• Raw records:
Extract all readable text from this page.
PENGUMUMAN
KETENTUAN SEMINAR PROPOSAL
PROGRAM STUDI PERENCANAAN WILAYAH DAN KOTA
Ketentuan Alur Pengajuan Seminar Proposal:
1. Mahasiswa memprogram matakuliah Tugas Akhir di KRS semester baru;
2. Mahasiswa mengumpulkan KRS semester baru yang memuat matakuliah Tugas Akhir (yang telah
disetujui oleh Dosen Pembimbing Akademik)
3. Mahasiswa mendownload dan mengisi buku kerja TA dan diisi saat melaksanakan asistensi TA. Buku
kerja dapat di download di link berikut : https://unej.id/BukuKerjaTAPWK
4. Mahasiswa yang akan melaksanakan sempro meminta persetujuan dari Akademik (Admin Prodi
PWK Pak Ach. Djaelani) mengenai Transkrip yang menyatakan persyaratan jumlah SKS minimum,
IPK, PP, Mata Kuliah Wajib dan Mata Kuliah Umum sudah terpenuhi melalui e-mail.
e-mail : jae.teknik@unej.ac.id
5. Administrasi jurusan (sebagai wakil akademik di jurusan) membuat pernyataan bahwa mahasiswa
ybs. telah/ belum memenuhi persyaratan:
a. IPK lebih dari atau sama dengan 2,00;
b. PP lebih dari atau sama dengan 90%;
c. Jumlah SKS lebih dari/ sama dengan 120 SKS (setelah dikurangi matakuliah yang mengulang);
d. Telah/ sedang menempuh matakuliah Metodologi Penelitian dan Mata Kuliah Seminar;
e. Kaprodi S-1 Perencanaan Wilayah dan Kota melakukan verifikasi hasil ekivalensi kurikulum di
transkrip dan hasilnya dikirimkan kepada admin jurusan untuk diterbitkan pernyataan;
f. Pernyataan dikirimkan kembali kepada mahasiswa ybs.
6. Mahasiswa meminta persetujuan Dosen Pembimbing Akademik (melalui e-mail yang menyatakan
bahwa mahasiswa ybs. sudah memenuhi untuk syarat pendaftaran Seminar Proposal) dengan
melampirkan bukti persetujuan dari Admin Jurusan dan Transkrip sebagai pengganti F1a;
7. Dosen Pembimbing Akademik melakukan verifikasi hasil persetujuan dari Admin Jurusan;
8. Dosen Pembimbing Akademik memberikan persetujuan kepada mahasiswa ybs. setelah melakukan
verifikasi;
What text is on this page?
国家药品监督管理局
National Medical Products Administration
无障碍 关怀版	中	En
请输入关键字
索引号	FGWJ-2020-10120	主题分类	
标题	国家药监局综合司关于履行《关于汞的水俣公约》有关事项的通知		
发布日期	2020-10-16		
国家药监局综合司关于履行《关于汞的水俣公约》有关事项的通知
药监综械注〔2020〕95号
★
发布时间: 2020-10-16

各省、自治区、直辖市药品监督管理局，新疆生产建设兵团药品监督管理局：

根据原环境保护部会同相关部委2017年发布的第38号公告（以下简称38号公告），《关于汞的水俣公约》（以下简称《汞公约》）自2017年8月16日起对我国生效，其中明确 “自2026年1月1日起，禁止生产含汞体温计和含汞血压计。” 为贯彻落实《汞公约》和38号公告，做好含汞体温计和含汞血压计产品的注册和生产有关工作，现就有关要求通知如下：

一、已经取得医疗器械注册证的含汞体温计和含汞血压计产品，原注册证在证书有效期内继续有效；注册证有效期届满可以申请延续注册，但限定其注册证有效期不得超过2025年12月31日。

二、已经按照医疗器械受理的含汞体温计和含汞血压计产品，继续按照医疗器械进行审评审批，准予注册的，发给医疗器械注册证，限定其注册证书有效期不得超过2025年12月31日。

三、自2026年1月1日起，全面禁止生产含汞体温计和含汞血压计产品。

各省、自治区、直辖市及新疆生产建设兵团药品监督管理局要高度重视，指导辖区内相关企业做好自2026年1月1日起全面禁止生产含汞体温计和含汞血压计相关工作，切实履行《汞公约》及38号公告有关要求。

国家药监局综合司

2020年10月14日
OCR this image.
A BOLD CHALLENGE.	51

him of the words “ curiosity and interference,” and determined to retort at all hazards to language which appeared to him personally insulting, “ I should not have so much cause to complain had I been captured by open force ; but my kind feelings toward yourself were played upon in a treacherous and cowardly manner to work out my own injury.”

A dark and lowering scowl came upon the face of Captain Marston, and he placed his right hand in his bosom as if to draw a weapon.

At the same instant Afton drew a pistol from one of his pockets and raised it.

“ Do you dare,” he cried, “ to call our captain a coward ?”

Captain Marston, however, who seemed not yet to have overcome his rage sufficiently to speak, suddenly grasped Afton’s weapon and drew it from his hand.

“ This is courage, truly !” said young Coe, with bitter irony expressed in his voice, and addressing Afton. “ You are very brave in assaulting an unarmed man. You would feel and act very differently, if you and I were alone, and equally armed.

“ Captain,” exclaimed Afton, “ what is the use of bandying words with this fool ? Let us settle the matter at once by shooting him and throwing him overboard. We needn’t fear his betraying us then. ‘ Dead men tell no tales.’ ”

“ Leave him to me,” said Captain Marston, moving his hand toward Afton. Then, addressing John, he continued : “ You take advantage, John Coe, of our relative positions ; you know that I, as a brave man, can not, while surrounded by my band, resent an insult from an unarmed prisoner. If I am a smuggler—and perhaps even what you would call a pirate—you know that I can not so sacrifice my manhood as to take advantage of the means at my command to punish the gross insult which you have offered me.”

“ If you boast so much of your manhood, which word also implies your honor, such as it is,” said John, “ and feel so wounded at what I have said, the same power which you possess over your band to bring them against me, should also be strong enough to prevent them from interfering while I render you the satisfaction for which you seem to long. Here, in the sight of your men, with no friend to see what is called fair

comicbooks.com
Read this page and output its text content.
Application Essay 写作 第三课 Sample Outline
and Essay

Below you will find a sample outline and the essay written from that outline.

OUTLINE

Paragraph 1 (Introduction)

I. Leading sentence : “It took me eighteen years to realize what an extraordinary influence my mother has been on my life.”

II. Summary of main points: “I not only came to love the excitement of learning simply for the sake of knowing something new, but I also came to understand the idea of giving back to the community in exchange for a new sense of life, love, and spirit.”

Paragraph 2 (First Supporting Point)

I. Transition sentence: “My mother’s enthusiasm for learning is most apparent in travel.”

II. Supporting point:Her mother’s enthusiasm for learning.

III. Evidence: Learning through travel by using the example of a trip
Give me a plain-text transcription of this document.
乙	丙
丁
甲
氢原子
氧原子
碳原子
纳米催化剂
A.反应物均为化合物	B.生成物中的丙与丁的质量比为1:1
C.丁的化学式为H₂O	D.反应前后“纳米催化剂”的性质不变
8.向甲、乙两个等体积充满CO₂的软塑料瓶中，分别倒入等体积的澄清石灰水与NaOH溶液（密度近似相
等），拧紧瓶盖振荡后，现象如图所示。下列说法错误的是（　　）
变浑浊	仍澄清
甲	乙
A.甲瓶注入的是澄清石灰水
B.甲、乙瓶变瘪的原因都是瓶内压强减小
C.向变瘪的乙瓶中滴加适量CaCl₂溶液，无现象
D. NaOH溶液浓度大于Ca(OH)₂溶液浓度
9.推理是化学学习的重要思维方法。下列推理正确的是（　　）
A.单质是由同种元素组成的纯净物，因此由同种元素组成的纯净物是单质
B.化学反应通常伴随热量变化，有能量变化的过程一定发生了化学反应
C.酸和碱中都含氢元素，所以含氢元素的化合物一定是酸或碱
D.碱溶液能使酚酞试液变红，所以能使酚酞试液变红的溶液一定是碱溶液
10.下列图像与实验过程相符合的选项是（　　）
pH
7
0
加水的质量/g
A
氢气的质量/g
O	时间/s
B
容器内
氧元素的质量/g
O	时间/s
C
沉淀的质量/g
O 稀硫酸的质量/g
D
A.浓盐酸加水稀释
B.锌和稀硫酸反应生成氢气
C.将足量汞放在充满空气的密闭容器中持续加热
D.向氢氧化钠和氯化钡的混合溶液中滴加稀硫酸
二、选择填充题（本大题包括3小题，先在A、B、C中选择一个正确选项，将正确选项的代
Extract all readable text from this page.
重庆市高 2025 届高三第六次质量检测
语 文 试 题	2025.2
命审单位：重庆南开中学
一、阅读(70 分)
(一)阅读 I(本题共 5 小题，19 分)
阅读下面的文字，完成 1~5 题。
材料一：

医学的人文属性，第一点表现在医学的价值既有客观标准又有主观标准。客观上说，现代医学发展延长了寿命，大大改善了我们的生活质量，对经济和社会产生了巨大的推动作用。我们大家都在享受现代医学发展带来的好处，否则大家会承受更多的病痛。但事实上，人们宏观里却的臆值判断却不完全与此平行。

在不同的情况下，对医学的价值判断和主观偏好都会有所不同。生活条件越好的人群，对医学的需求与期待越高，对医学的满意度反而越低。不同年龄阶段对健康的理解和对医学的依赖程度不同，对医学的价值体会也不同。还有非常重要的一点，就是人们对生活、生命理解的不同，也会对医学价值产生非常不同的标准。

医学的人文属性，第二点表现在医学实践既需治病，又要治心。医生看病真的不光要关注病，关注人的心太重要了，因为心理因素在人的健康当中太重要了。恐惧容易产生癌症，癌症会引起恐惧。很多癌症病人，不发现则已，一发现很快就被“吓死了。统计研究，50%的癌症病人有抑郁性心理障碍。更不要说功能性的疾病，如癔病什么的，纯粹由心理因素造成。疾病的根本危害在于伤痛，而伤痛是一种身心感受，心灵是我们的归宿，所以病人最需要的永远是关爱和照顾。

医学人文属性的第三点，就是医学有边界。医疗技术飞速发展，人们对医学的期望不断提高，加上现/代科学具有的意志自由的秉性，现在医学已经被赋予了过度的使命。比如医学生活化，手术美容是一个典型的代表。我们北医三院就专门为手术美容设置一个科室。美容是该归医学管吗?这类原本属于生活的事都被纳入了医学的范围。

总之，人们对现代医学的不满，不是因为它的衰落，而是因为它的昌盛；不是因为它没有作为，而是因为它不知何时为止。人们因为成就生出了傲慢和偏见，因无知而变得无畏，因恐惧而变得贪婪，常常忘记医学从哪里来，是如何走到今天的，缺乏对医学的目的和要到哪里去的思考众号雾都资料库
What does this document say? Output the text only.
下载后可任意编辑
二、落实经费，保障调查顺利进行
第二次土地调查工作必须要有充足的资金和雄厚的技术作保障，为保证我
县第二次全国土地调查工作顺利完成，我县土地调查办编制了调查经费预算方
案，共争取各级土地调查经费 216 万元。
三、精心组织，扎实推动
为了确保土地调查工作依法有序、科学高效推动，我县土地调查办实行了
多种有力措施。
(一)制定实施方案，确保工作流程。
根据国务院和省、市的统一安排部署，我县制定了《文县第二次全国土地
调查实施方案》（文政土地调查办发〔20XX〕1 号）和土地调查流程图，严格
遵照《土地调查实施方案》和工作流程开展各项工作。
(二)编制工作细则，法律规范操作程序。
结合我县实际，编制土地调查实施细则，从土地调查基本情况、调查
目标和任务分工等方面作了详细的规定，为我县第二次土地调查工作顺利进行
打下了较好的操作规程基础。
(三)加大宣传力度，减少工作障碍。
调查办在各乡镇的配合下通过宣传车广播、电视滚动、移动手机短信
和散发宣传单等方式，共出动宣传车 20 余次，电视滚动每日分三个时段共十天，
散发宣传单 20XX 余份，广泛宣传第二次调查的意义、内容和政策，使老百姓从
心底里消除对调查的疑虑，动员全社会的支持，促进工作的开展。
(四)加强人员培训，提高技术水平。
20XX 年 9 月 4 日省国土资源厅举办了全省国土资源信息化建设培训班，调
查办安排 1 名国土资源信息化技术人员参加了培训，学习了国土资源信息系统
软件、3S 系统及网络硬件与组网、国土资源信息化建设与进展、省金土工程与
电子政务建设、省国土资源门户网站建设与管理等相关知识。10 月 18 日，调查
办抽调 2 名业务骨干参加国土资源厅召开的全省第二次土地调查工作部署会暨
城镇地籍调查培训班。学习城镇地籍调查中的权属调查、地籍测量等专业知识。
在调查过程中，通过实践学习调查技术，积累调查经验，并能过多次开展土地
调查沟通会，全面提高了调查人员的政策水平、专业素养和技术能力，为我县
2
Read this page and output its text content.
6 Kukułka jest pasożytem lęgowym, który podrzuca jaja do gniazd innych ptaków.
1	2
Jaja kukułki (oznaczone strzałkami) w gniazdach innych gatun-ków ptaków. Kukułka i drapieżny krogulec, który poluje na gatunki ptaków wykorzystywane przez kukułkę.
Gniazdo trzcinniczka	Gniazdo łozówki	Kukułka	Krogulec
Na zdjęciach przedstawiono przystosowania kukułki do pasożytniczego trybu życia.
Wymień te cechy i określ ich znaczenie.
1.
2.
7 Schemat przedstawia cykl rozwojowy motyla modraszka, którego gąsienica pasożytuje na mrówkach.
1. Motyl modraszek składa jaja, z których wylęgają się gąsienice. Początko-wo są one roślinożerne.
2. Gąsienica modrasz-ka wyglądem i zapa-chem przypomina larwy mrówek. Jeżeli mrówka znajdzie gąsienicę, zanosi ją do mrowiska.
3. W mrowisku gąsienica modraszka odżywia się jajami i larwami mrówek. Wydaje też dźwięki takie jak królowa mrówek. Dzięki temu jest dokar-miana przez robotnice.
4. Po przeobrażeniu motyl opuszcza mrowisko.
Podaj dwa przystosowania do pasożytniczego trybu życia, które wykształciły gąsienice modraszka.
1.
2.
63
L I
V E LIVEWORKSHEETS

• Given problem: Among the entries above, how many lines hold the word "Pembimbing"? Reply with only that number.

• Output for this exercise: 4